= Exercise directions =
Omit every picture while repeating the entries exactly.

(Dataset items)
____

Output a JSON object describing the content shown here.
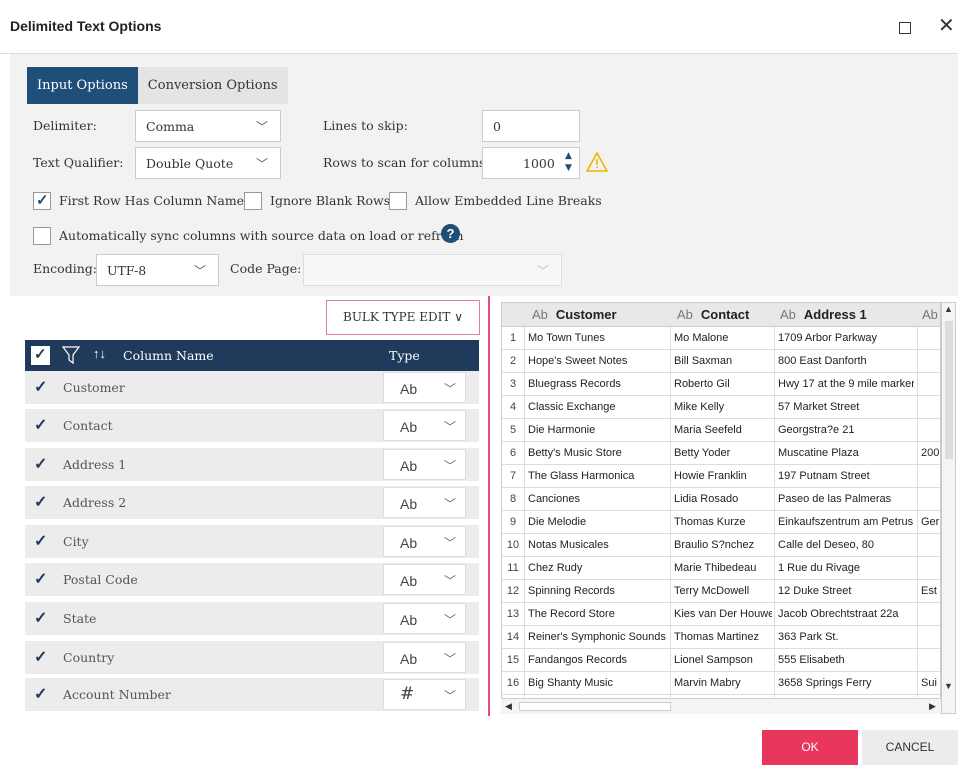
{
  "window": {
    "title": "Delimited Text Options"
  },
  "tabs": [
    {
      "label": "Input Options",
      "active": true
    },
    {
      "label": "Conversion Options",
      "active": false
    }
  ],
  "options": {
    "delimiter_label": "Delimiter:",
    "delimiter_value": "Comma",
    "lines_to_skip_label": "Lines to skip:",
    "lines_to_skip_value": "0",
    "text_qualifier_label": "Text Qualifier:",
    "text_qualifier_value": "Double Quote",
    "rows_to_scan_label": "Rows to scan for columns:",
    "rows_to_scan_value": "1000",
    "first_row_label": "First Row Has Column Names",
    "first_row_checked": true,
    "ignore_blank_label": "Ignore Blank Rows",
    "ignore_blank_checked": false,
    "embedded_breaks_label": "Allow Embedded Line Breaks",
    "embedded_breaks_checked": false,
    "auto_sync_label": "Automatically sync columns with source data on load or refresh",
    "auto_sync_checked": false,
    "encoding_label": "Encoding:",
    "encoding_value": "UTF-8",
    "code_page_label": "Code Page:",
    "code_page_value": ""
  },
  "bulk_type_edit": "BULK TYPE EDIT ∨",
  "column_list": {
    "header_name": "Column Name",
    "header_type": "Type",
    "rows": [
      {
        "name": "Customer",
        "type": "Ab"
      },
      {
        "name": "Contact",
        "type": "Ab"
      },
      {
        "name": "Address 1",
        "type": "Ab"
      },
      {
        "name": "Address 2",
        "type": "Ab"
      },
      {
        "name": "City",
        "type": "Ab"
      },
      {
        "name": "Postal Code",
        "type": "Ab"
      },
      {
        "name": "State",
        "type": "Ab"
      },
      {
        "name": "Country",
        "type": "Ab"
      },
      {
        "name": "Account Number",
        "type": "#"
      }
    ]
  },
  "preview": {
    "type_prefix": "Ab",
    "headers": [
      "Customer",
      "Contact",
      "Address 1"
    ],
    "rows": [
      {
        "n": "1",
        "c": [
          "Mo Town Tunes",
          "Mo Malone",
          "1709 Arbor Parkway",
          ""
        ]
      },
      {
        "n": "2",
        "c": [
          "Hope's Sweet Notes",
          "Bill Saxman",
          "800 East Danforth",
          ""
        ]
      },
      {
        "n": "3",
        "c": [
          "Bluegrass Records",
          "Roberto Gil",
          "Hwy 17 at the 9 mile marker",
          ""
        ]
      },
      {
        "n": "4",
        "c": [
          "Classic Exchange",
          "Mike Kelly",
          "57 Market Street",
          ""
        ]
      },
      {
        "n": "5",
        "c": [
          "Die Harmonie",
          "Maria Seefeld",
          "Georgstra?e 21",
          ""
        ]
      },
      {
        "n": "6",
        "c": [
          "Betty's Music Store",
          "Betty Yoder",
          "Muscatine Plaza",
          "200"
        ]
      },
      {
        "n": "7",
        "c": [
          "The Glass Harmonica",
          "Howie Franklin",
          "197 Putnam Street",
          ""
        ]
      },
      {
        "n": "8",
        "c": [
          "Canciones",
          "Lidia Rosado",
          "Paseo de las Palmeras",
          ""
        ]
      },
      {
        "n": "9",
        "c": [
          "Die Melodie",
          "Thomas Kurze",
          "Einkaufszentrum am Petrus",
          "Ger"
        ]
      },
      {
        "n": "10",
        "c": [
          "Notas Musicales",
          "Braulio S?nchez",
          "Calle del Deseo, 80",
          ""
        ]
      },
      {
        "n": "11",
        "c": [
          "Chez Rudy",
          "Marie Thibedeau",
          "1 Rue du Rivage",
          ""
        ]
      },
      {
        "n": "12",
        "c": [
          "Spinning Records",
          "Terry McDowell",
          "12 Duke Street",
          "Est"
        ]
      },
      {
        "n": "13",
        "c": [
          "The Record Store",
          "Kies van Der Houwe",
          "Jacob Obrechtstraat 22a",
          ""
        ]
      },
      {
        "n": "14",
        "c": [
          "Reiner's Symphonic Sounds",
          "Thomas Martinez",
          "363 Park St.",
          ""
        ]
      },
      {
        "n": "15",
        "c": [
          "Fandangos Records",
          "Lionel Sampson",
          "555 Elisabeth",
          ""
        ]
      },
      {
        "n": "16",
        "c": [
          "Big Shanty Music",
          "Marvin Mabry",
          "3658 Springs Ferry",
          "Sui"
        ]
      }
    ]
  },
  "footer": {
    "ok_label": "OK",
    "cancel_label": "CANCEL"
  },
  "colors": {
    "accent": "#1f4e79",
    "header_dark": "#1f3a5a",
    "ok": "#e8365d",
    "warning": "#f0b400"
  },
  "icons": [
    "maximize-icon",
    "close-icon",
    "chevron-down-icon",
    "spinner-icon",
    "warning-icon",
    "help-icon",
    "filter-icon",
    "sort-icon",
    "checkmark-icon"
  ]
}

____

= Task output =
Output a JSON object describing the content shown here.
{
  "window": {
    "title": "Delimited Text Options"
  },
  "tabs": [
    {
      "label": "Input Options",
      "active": true
    },
    {
      "label": "Conversion Options",
      "active": false
    }
  ],
  "options": {
    "delimiter_label": "Delimiter:",
    "delimiter_value": "Comma",
    "lines_to_skip_label": "Lines to skip:",
    "lines_to_skip_value": "0",
    "text_qualifier_label": "Text Qualifier:",
    "text_qualifier_value": "Double Quote",
    "rows_to_scan_label": "Rows to scan for columns:",
    "rows_to_scan_value": "1000",
    "first_row_label": "First Row Has Column Names",
    "first_row_checked": true,
    "ignore_blank_label": "Ignore Blank Rows",
    "ignore_blank_checked": false,
    "embedded_breaks_label": "Allow Embedded Line Breaks",
    "embedded_breaks_checked": false,
    "auto_sync_label": "Automatically sync columns with source data on load or refresh",
    "auto_sync_checked": false,
    "encoding_label": "Encoding:",
    "encoding_value": "UTF-8",
    "code_page_label": "Code Page:",
    "code_page_value": ""
  },
  "bulk_type_edit": "BULK TYPE EDIT ∨",
  "column_list": {
    "header_name": "Column Name",
    "header_type": "Type",
    "rows": [
      {
        "name": "Customer",
        "type": "Ab"
      },
      {
        "name": "Contact",
        "type": "Ab"
      },
      {
        "name": "Address 1",
        "type": "Ab"
      },
      {
        "name": "Address 2",
        "type": "Ab"
      },
      {
        "name": "City",
        "type": "Ab"
      },
      {
        "name": "Postal Code",
        "type": "Ab"
      },
      {
        "name": "State",
        "type": "Ab"
      },
      {
        "name": "Country",
        "type": "Ab"
      },
      {
        "name": "Account Number",
        "type": "#"
      }
    ]
  },
  "preview": {
    "type_prefix": "Ab",
    "headers": [
      "Customer",
      "Contact",
      "Address 1"
    ],
    "rows": [
      {
        "n": "1",
        "c": [
          "Mo Town Tunes",
          "Mo Malone",
          "1709 Arbor Parkway",
          ""
        ]
      },
      {
        "n": "2",
        "c": [
          "Hope's Sweet Notes",
          "Bill Saxman",
          "800 East Danforth",
          ""
        ]
      },
      {
        "n": "3",
        "c": [
          "Bluegrass Records",
          "Roberto Gil",
          "Hwy 17 at the 9 mile marker",
          ""
        ]
      },
      {
        "n": "4",
        "c": [
          "Classic Exchange",
          "Mike Kelly",
          "57 Market Street",
          ""
        ]
      },
      {
        "n": "5",
        "c": [
          "Die Harmonie",
          "Maria Seefeld",
          "Georgstra?e 21",
          ""
        ]
      },
      {
        "n": "6",
        "c": [
          "Betty's Music Store",
          "Betty Yoder",
          "Muscatine Plaza",
          "200"
        ]
      },
      {
        "n": "7",
        "c": [
          "The Glass Harmonica",
          "Howie Franklin",
          "197 Putnam Street",
          ""
        ]
      },
      {
        "n": "8",
        "c": [
          "Canciones",
          "Lidia Rosado",
          "Paseo de las Palmeras",
          ""
        ]
      },
      {
        "n": "9",
        "c": [
          "Die Melodie",
          "Thomas Kurze",
          "Einkaufszentrum am Petrus",
          "Ger"
        ]
      },
      {
        "n": "10",
        "c": [
          "Notas Musicales",
          "Braulio S?nchez",
          "Calle del Deseo, 80",
          ""
        ]
      },
      {
        "n": "11",
        "c": [
          "Chez Rudy",
          "Marie Thibedeau",
          "1 Rue du Rivage",
          ""
        ]
      },
      {
        "n": "12",
        "c": [
          "Spinning Records",
          "Terry McDowell",
          "12 Duke Street",
          "Est"
        ]
      },
      {
        "n": "13",
        "c": [
          "The Record Store",
          "Kies van Der Houwe",
          "Jacob Obrechtstraat 22a",
          ""
        ]
      },
      {
        "n": "14",
        "c": [
          "Reiner's Symphonic Sounds",
          "Thomas Martinez",
          "363 Park St.",
          ""
        ]
      },
      {
        "n": "15",
        "c": [
          "Fandangos Records",
          "Lionel Sampson",
          "555 Elisabeth",
          ""
        ]
      },
      {
        "n": "16",
        "c": [
          "Big Shanty Music",
          "Marvin Mabry",
          "3658 Springs Ferry",
          "Sui"
        ]
      }
    ]
  },
  "footer": {
    "ok_label": "OK",
    "cancel_label": "CANCEL"
  },
  "colors": {
    "accent": "#1f4e79",
    "header_dark": "#1f3a5a",
    "ok": "#e8365d",
    "warning": "#f0b400"
  },
  "icons": [
    "maximize-icon",
    "close-icon",
    "chevron-down-icon",
    "spinner-icon",
    "warning-icon",
    "help-icon",
    "filter-icon",
    "sort-icon",
    "checkmark-icon"
  ]
}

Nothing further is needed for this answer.